#### RECORDS PROVIDED:
- - - -

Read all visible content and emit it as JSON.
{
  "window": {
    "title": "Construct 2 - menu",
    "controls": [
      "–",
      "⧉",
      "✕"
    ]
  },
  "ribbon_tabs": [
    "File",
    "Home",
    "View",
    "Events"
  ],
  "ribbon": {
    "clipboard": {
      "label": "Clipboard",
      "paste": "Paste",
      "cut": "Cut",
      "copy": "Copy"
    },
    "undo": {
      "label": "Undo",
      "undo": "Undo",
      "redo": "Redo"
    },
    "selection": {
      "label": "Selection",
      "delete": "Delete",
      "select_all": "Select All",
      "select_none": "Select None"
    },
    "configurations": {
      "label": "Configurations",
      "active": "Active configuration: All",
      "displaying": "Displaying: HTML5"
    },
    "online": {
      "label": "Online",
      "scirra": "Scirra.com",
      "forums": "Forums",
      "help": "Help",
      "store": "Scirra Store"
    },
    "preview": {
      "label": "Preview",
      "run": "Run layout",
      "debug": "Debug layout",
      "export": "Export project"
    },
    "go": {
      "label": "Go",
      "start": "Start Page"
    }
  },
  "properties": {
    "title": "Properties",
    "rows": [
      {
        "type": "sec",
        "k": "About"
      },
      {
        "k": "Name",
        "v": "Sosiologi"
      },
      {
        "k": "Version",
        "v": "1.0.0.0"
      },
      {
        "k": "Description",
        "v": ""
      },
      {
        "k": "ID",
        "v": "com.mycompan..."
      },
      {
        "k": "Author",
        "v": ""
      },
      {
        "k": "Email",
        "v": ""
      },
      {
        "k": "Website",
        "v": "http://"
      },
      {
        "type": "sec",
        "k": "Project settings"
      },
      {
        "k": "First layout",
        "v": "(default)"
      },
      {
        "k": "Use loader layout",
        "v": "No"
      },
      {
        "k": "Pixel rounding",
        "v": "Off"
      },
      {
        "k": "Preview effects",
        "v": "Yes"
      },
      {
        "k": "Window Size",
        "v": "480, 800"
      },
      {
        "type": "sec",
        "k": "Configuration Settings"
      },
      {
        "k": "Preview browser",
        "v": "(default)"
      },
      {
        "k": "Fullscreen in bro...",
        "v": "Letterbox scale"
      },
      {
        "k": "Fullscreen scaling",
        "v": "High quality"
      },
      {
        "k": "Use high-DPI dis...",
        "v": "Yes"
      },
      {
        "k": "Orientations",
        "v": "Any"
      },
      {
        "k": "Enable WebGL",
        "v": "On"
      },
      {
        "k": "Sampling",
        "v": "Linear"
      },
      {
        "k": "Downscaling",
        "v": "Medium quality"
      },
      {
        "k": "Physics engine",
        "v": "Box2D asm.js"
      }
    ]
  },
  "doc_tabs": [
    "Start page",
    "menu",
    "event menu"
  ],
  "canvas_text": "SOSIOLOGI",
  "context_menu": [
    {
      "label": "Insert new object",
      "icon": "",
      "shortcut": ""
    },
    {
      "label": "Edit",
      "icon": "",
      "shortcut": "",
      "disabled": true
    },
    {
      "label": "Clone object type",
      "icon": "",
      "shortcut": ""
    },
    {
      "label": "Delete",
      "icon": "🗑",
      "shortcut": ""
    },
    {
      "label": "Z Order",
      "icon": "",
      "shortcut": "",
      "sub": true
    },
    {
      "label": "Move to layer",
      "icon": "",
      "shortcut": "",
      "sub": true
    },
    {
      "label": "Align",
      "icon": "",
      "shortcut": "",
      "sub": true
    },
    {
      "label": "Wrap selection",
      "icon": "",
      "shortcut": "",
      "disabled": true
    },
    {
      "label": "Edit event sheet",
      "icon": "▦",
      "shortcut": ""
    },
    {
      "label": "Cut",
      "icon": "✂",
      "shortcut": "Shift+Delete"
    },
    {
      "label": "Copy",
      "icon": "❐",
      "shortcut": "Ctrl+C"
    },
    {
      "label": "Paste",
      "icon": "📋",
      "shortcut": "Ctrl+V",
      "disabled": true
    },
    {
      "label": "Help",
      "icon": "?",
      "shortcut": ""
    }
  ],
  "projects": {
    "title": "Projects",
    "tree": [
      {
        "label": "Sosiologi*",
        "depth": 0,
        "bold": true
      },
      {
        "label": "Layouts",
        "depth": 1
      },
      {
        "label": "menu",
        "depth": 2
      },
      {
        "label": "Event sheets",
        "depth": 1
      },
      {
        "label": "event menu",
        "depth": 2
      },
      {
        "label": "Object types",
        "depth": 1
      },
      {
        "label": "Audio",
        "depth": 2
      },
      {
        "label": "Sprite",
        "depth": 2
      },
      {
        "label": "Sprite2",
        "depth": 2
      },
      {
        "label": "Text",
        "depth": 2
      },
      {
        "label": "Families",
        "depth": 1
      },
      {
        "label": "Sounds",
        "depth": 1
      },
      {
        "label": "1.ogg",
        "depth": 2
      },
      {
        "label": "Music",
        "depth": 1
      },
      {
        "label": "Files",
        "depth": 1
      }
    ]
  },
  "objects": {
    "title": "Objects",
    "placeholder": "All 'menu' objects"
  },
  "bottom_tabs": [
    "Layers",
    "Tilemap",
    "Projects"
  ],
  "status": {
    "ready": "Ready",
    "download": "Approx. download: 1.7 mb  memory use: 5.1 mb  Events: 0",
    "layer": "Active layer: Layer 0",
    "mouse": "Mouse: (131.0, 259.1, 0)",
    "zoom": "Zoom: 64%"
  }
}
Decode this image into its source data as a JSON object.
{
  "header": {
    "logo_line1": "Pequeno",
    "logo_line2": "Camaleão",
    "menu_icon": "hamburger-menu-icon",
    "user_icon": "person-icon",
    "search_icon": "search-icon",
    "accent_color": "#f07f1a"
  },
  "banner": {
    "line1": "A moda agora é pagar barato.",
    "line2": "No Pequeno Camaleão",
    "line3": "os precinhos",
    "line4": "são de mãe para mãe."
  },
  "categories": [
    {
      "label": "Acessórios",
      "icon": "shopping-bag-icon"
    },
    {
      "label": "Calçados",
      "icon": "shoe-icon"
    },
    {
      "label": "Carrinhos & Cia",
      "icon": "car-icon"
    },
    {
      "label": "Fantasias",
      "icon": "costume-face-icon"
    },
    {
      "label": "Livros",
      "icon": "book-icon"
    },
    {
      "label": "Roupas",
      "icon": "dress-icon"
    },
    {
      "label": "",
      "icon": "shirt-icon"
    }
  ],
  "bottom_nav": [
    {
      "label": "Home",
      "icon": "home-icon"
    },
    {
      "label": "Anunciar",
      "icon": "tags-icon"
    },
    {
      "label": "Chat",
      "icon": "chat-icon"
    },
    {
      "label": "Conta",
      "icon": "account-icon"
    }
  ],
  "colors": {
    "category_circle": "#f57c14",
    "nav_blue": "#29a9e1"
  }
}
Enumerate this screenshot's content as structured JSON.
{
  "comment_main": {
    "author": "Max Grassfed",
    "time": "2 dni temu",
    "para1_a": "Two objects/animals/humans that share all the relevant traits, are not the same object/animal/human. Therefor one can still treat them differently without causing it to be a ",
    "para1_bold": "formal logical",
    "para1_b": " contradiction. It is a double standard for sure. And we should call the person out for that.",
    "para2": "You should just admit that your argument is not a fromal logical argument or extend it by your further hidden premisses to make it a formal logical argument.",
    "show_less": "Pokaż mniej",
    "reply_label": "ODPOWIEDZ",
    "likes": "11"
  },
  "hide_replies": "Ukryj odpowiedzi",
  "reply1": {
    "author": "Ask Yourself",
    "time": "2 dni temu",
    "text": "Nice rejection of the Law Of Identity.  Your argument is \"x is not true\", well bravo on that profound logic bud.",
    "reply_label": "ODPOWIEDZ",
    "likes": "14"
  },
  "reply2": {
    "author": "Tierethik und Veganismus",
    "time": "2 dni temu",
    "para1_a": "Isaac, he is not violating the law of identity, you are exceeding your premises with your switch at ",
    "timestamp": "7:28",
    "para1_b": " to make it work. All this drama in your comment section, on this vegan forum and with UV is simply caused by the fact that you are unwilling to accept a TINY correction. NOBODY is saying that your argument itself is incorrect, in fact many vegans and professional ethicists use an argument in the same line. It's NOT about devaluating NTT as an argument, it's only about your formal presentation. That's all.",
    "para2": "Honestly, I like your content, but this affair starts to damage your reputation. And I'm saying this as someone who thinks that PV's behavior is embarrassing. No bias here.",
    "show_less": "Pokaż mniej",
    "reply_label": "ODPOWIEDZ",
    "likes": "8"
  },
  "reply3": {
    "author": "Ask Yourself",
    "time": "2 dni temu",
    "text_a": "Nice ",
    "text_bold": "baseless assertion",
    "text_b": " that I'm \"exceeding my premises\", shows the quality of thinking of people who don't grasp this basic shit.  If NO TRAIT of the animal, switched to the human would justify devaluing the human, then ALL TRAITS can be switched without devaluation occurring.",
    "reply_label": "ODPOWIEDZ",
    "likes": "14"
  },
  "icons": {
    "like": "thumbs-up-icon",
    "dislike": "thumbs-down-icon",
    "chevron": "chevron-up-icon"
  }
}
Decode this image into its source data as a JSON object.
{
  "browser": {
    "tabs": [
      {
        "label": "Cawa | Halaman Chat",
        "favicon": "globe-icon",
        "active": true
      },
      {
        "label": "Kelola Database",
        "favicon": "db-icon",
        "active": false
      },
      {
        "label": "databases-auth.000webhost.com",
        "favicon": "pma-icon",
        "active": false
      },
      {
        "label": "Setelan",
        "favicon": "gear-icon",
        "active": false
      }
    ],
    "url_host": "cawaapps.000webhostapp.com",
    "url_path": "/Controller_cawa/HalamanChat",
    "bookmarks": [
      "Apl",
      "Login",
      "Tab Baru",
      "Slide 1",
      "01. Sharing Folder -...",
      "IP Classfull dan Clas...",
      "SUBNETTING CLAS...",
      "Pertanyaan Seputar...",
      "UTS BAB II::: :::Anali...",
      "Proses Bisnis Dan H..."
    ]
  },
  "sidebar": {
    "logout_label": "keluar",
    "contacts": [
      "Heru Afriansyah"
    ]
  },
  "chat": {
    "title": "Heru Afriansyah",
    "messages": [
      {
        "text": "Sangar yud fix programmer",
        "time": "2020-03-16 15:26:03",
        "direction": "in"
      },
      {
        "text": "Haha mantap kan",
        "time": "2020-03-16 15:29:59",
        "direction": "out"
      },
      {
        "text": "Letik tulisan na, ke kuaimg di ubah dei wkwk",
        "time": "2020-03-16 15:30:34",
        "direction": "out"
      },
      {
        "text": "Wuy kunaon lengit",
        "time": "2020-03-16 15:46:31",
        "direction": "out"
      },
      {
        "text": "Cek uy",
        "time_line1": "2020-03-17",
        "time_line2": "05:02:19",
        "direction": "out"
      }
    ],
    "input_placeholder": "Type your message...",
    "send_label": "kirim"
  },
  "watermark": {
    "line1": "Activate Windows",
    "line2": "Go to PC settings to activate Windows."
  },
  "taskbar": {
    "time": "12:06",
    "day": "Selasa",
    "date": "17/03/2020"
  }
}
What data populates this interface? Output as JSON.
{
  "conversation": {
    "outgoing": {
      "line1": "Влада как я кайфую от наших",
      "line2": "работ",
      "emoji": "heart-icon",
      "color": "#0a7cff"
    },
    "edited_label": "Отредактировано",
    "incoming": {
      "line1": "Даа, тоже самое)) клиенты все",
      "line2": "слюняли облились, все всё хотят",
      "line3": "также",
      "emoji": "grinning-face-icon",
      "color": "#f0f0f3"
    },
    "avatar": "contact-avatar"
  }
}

- - - -

#### TASK TO CARRY OUT:
Copy every line of the records above that holds the word "Camaleão".

#### OUTPUT OF THE TASK:
    "logo_line2": "Camaleão",
    "line2": "No Pequeno Camaleão",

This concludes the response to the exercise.